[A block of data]

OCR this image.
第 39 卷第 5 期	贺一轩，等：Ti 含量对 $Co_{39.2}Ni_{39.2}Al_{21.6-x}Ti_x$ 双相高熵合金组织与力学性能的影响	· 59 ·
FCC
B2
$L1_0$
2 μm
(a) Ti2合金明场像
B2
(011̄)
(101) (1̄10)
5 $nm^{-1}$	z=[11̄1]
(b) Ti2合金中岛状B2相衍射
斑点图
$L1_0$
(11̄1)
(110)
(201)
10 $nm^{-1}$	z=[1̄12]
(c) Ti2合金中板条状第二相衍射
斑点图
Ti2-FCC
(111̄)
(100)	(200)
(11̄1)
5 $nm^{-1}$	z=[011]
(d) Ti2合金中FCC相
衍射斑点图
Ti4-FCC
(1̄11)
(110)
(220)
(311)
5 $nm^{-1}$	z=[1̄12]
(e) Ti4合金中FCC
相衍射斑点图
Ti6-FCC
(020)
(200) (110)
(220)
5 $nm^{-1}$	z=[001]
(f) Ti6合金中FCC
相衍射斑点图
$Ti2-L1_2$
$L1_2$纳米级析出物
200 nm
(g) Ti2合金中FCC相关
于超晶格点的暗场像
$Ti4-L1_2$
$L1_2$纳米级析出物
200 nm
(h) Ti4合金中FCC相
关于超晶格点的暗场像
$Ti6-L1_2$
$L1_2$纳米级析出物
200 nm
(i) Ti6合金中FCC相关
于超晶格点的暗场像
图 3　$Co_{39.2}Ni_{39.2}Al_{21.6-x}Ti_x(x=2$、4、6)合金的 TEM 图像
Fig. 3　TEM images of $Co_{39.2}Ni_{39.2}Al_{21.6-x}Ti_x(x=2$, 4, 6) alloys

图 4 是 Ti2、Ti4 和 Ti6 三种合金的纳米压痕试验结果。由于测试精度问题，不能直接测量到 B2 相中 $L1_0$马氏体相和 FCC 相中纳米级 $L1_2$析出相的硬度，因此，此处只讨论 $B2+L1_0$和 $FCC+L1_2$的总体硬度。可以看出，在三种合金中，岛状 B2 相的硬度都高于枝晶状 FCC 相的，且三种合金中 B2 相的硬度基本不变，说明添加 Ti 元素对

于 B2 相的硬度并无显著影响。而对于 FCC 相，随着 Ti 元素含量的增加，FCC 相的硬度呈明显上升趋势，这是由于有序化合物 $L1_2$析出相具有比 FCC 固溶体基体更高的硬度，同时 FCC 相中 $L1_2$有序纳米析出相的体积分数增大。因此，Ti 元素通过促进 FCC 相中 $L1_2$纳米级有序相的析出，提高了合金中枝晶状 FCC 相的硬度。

### Directive
Give back each line above precisely as it stands.

### Solution for this problem
OCR this image.
第 39 卷第 5 期	贺一轩，等：Ti 含量对 $Co_{39.2}Ni_{39.2}Al_{21.6-x}Ti_x$ 双相高熵合金组织与力学性能的影响	· 59 ·
FCC
B2
$L1_0$
2 μm
(a) Ti2合金明场像
B2
(011̄)
(101) (1̄10)
5 $nm^{-1}$	z=[11̄1]
(b) Ti2合金中岛状B2相衍射
斑点图
$L1_0$
(11̄1)
(110)
(201)
10 $nm^{-1}$	z=[1̄12]
(c) Ti2合金中板条状第二相衍射
斑点图
Ti2-FCC
(111̄)
(100)	(200)
(11̄1)
5 $nm^{-1}$	z=[011]
(d) Ti2合金中FCC相
衍射斑点图
Ti4-FCC
(1̄11)
(110)
(220)
(311)
5 $nm^{-1}$	z=[1̄12]
(e) Ti4合金中FCC
相衍射斑点图
Ti6-FCC
(020)
(200) (110)
(220)
5 $nm^{-1}$	z=[001]
(f) Ti6合金中FCC
相衍射斑点图
$Ti2-L1_2$
$L1_2$纳米级析出物
200 nm
(g) Ti2合金中FCC相关
于超晶格点的暗场像
$Ti4-L1_2$
$L1_2$纳米级析出物
200 nm
(h) Ti4合金中FCC相
关于超晶格点的暗场像
$Ti6-L1_2$
$L1_2$纳米级析出物
200 nm
(i) Ti6合金中FCC相关
于超晶格点的暗场像
图 3　$Co_{39.2}Ni_{39.2}Al_{21.6-x}Ti_x(x=2$、4、6)合金的 TEM 图像
Fig. 3　TEM images of $Co_{39.2}Ni_{39.2}Al_{21.6-x}Ti_x(x=2$, 4, 6) alloys

图 4 是 Ti2、Ti4 和 Ti6 三种合金的纳米压痕试验结果。由于测试精度问题，不能直接测量到 B2 相中 $L1_0$马氏体相和 FCC 相中纳米级 $L1_2$析出相的硬度，因此，此处只讨论 $B2+L1_0$和 $FCC+L1_2$的总体硬度。可以看出，在三种合金中，岛状 B2 相的硬度都高于枝晶状 FCC 相的，且三种合金中 B2 相的硬度基本不变，说明添加 Ti 元素对

于 B2 相的硬度并无显著影响。而对于 FCC 相，随着 Ti 元素含量的增加，FCC 相的硬度呈明显上升趋势，这是由于有序化合物 $L1_2$析出相具有比 FCC 固溶体基体更高的硬度，同时 FCC 相中 $L1_2$有序纳米析出相的体积分数增大。因此，Ti 元素通过促进 FCC 相中 $L1_2$纳米级有序相的析出，提高了合金中枝晶状 FCC 相的硬度。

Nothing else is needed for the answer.